* WHAT YOU WILL DO: Each line of the material below that holds the word "characters" needs to be copied.

══════════

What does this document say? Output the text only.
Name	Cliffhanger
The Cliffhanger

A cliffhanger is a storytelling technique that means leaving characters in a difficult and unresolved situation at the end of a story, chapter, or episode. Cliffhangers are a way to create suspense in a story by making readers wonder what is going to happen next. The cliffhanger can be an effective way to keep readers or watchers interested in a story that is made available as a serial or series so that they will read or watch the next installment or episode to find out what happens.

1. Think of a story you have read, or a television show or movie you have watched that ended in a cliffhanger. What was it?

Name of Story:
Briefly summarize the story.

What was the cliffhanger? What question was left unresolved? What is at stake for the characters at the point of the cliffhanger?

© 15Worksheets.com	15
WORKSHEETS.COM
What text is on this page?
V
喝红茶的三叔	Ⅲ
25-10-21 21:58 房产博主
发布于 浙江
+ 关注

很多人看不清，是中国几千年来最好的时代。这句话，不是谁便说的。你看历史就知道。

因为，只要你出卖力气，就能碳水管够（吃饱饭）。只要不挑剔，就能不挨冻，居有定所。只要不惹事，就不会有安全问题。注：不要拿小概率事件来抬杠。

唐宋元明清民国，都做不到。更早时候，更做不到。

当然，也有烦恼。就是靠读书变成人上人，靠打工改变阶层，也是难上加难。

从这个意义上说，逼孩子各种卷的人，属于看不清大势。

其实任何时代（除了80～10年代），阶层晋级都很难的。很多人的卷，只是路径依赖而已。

══════════

* FULL OUTPUT:
A cliffhanger is a storytelling technique that means leaving characters in a difficult and unresolved situation at the end of a story, chapter, or episode. Cliffhangers are a way to create suspense in a story by making readers wonder what is going to happen next. The cliffhanger can be an effective way to keep readers or watchers interested in a story that is made available as a serial or series so that they will read or watch the next installment or episode to find out what happens.
What was the cliffhanger? What question was left unresolved? What is at stake for the characters at the point of the cliffhanger?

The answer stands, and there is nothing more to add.